◆ **STATED TASK**
Quote the whole listing verbatim.

.....

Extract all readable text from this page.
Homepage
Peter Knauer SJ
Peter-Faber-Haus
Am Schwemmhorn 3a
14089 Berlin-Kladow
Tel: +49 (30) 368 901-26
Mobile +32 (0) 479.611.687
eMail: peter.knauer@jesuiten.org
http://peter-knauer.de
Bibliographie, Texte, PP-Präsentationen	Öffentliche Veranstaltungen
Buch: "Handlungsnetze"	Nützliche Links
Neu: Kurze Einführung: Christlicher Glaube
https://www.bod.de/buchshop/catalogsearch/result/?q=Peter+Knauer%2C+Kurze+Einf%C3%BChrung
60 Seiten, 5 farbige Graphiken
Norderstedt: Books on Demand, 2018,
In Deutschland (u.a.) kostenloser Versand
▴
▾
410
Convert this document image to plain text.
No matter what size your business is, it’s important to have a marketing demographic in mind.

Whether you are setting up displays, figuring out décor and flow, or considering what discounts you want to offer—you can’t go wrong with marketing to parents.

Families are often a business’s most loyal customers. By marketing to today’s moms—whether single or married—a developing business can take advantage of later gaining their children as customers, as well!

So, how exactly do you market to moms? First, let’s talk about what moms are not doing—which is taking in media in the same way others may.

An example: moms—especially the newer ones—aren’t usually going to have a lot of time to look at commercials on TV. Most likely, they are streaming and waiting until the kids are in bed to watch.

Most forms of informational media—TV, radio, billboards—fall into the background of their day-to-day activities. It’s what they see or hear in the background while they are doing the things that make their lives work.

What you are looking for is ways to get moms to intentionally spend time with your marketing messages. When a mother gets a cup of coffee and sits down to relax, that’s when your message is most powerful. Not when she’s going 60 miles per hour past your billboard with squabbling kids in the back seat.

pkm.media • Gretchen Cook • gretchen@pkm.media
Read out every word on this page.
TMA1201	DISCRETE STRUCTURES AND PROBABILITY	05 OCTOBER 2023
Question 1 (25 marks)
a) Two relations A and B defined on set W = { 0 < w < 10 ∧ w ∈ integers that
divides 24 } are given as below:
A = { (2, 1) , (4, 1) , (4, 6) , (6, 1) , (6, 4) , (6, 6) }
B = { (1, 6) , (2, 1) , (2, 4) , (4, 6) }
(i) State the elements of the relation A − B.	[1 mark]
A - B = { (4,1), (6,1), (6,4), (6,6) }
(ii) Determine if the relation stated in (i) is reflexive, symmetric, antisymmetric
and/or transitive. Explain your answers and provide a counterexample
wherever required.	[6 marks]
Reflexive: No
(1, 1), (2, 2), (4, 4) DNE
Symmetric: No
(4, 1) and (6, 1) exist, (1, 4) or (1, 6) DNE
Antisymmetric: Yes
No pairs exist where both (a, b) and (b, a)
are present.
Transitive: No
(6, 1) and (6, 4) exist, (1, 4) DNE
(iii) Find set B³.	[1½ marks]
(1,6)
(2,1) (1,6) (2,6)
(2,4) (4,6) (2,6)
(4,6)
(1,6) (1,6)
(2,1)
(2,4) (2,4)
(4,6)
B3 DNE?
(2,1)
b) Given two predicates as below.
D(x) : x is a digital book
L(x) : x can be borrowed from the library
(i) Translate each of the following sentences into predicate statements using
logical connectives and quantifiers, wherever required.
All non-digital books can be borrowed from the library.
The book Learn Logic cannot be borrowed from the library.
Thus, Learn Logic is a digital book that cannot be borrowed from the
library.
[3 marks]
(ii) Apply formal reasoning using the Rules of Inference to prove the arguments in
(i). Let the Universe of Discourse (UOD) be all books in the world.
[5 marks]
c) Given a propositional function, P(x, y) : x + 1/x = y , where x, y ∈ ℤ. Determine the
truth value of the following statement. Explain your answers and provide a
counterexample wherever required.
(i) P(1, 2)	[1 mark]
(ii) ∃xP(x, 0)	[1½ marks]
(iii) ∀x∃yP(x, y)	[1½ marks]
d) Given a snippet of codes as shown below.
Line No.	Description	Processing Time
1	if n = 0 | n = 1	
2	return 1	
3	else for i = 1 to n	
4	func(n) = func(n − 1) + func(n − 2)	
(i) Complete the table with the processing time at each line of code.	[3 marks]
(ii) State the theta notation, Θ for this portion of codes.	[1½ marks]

.....

◆ **COMPLETED TASK**
Extract all readable text from this page.
Homepage
Peter Knauer SJ
Peter-Faber-Haus
Am Schwemmhorn 3a
14089 Berlin-Kladow
Tel: +49 (30) 368 901-26
Mobile +32 (0) 479.611.687
eMail: peter.knauer@jesuiten.org
http://peter-knauer.de
Bibliographie, Texte, PP-Präsentationen	Öffentliche Veranstaltungen
Buch: "Handlungsnetze"	Nützliche Links
Neu: Kurze Einführung: Christlicher Glaube
https://www.bod.de/buchshop/catalogsearch/result/?q=Peter+Knauer%2C+Kurze+Einf%C3%BChrung
60 Seiten, 5 farbige Graphiken
Norderstedt: Books on Demand, 2018,
In Deutschland (u.a.) kostenloser Versand
▴
▾
410
Convert this document image to plain text.
No matter what size your business is, it’s important to have a marketing demographic in mind.

Whether you are setting up displays, figuring out décor and flow, or considering what discounts you want to offer—you can’t go wrong with marketing to parents.

Families are often a business’s most loyal customers. By marketing to today’s moms—whether single or married—a developing business can take advantage of later gaining their children as customers, as well!

So, how exactly do you market to moms? First, let’s talk about what moms are not doing—which is taking in media in the same way others may.

An example: moms—especially the newer ones—aren’t usually going to have a lot of time to look at commercials on TV. Most likely, they are streaming and waiting until the kids are in bed to watch.

Most forms of informational media—TV, radio, billboards—fall into the background of their day-to-day activities. It’s what they see or hear in the background while they are doing the things that make their lives work.

What you are looking for is ways to get moms to intentionally spend time with your marketing messages. When a mother gets a cup of coffee and sits down to relax, that’s when your message is most powerful. Not when she’s going 60 miles per hour past your billboard with squabbling kids in the back seat.

pkm.media • Gretchen Cook • gretchen@pkm.media
Read out every word on this page.
TMA1201	DISCRETE STRUCTURES AND PROBABILITY	05 OCTOBER 2023
Question 1 (25 marks)
a) Two relations A and B defined on set W = { 0 < w < 10 ∧ w ∈ integers that
divides 24 } are given as below:
A = { (2, 1) , (4, 1) , (4, 6) , (6, 1) , (6, 4) , (6, 6) }
B = { (1, 6) , (2, 1) , (2, 4) , (4, 6) }
(i) State the elements of the relation A − B.	[1 mark]
A - B = { (4,1), (6,1), (6,4), (6,6) }
(ii) Determine if the relation stated in (i) is reflexive, symmetric, antisymmetric
and/or transitive. Explain your answers and provide a counterexample
wherever required.	[6 marks]
Reflexive: No
(1, 1), (2, 2), (4, 4) DNE
Symmetric: No
(4, 1) and (6, 1) exist, (1, 4) or (1, 6) DNE
Antisymmetric: Yes
No pairs exist where both (a, b) and (b, a)
are present.
Transitive: No
(6, 1) and (6, 4) exist, (1, 4) DNE
(iii) Find set B³.	[1½ marks]
(1,6)
(2,1) (1,6) (2,6)
(2,4) (4,6) (2,6)
(4,6)
(1,6) (1,6)
(2,1)
(2,4) (2,4)
(4,6)
B3 DNE?
(2,1)
b) Given two predicates as below.
D(x) : x is a digital book
L(x) : x can be borrowed from the library
(i) Translate each of the following sentences into predicate statements using
logical connectives and quantifiers, wherever required.
All non-digital books can be borrowed from the library.
The book Learn Logic cannot be borrowed from the library.
Thus, Learn Logic is a digital book that cannot be borrowed from the
library.
[3 marks]
(ii) Apply formal reasoning using the Rules of Inference to prove the arguments in
(i). Let the Universe of Discourse (UOD) be all books in the world.
[5 marks]
c) Given a propositional function, P(x, y) : x + 1/x = y , where x, y ∈ ℤ. Determine the
truth value of the following statement. Explain your answers and provide a
counterexample wherever required.
(i) P(1, 2)	[1 mark]
(ii) ∃xP(x, 0)	[1½ marks]
(iii) ∀x∃yP(x, y)	[1½ marks]
d) Given a snippet of codes as shown below.
Line No.	Description	Processing Time
1	if n = 0 | n = 1	
2	return 1	
3	else for i = 1 to n	
4	func(n) = func(n − 1) + func(n − 2)	
(i) Complete the table with the processing time at each line of code.	[3 marks]
(ii) State the theta notation, Θ for this portion of codes.	[1½ marks]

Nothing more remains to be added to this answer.